Below this task are records; return each one exactly and omit its images.
=== Begin Enclosure ===
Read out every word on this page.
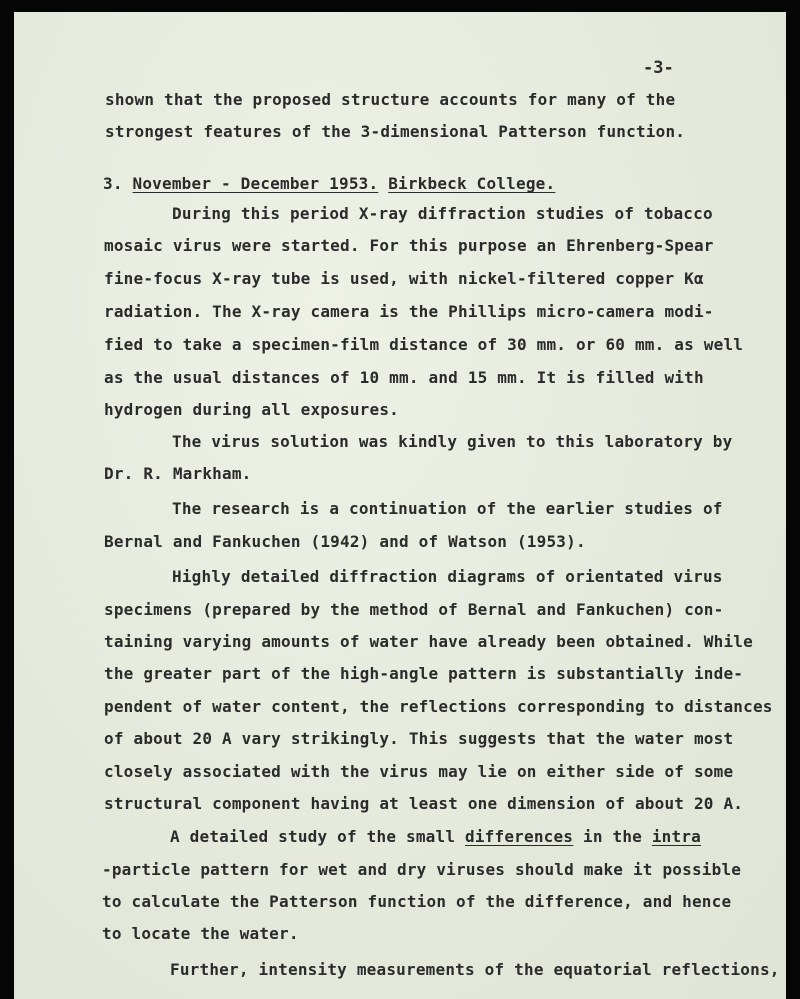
-3-
shown that the proposed structure accounts for many of the
strongest features of the 3-dimensional Patterson function.
3. November - December 1953. Birkbeck College.
During this period X-ray diffraction studies of tobacco
mosaic virus were started. For this purpose an Ehrenberg-Spear
fine-focus X-ray tube is used, with nickel-filtered copper Kα
radiation. The X-ray camera is the Phillips micro-camera modi-
fied to take a specimen-film distance of 30 mm. or 60 mm. as well
as the usual distances of 10 mm. and 15 mm. It is filled with
hydrogen during all exposures.
The virus solution was kindly given to this laboratory by
Dr. R. Markham.
The research is a continuation of the earlier studies of
Bernal and Fankuchen (1942) and of Watson (1953).
Highly detailed diffraction diagrams of orientated virus
specimens (prepared by the method of Bernal and Fankuchen) con-
taining varying amounts of water have already been obtained. While
the greater part of the high-angle pattern is substantially inde-
pendent of water content, the reflections corresponding to distances
of about 20 A vary strikingly. This suggests that the water most
closely associated with the virus may lie on either side of some
structural component having at least one dimension of about 20 A.
A detailed study of the small differences in the intra
-particle pattern for wet and dry viruses should make it possible
to calculate the Patterson function of the difference, and hence
to locate the water.
Further, intensity measurements of the equatorial reflections,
=== End Enclosure ===
**Answer section**
Read out every word on this page.
-3-
shown that the proposed structure accounts for many of the
strongest features of the 3-dimensional Patterson function.
3. November - December 1953. Birkbeck College.
During this period X-ray diffraction studies of tobacco
mosaic virus were started. For this purpose an Ehrenberg-Spear
fine-focus X-ray tube is used, with nickel-filtered copper Kα
radiation. The X-ray camera is the Phillips micro-camera modi-
fied to take a specimen-film distance of 30 mm. or 60 mm. as well
as the usual distances of 10 mm. and 15 mm. It is filled with
hydrogen during all exposures.
The virus solution was kindly given to this laboratory by
Dr. R. Markham.
The research is a continuation of the earlier studies of
Bernal and Fankuchen (1942) and of Watson (1953).
Highly detailed diffraction diagrams of orientated virus
specimens (prepared by the method of Bernal and Fankuchen) con-
taining varying amounts of water have already been obtained. While
the greater part of the high-angle pattern is substantially inde-
pendent of water content, the reflections corresponding to distances
of about 20 A vary strikingly. This suggests that the water most
closely associated with the virus may lie on either side of some
structural component having at least one dimension of about 20 A.
A detailed study of the small differences in the intra
-particle pattern for wet and dry viruses should make it possible
to calculate the Patterson function of the difference, and hence
to locate the water.
Further, intensity measurements of the equatorial reflections,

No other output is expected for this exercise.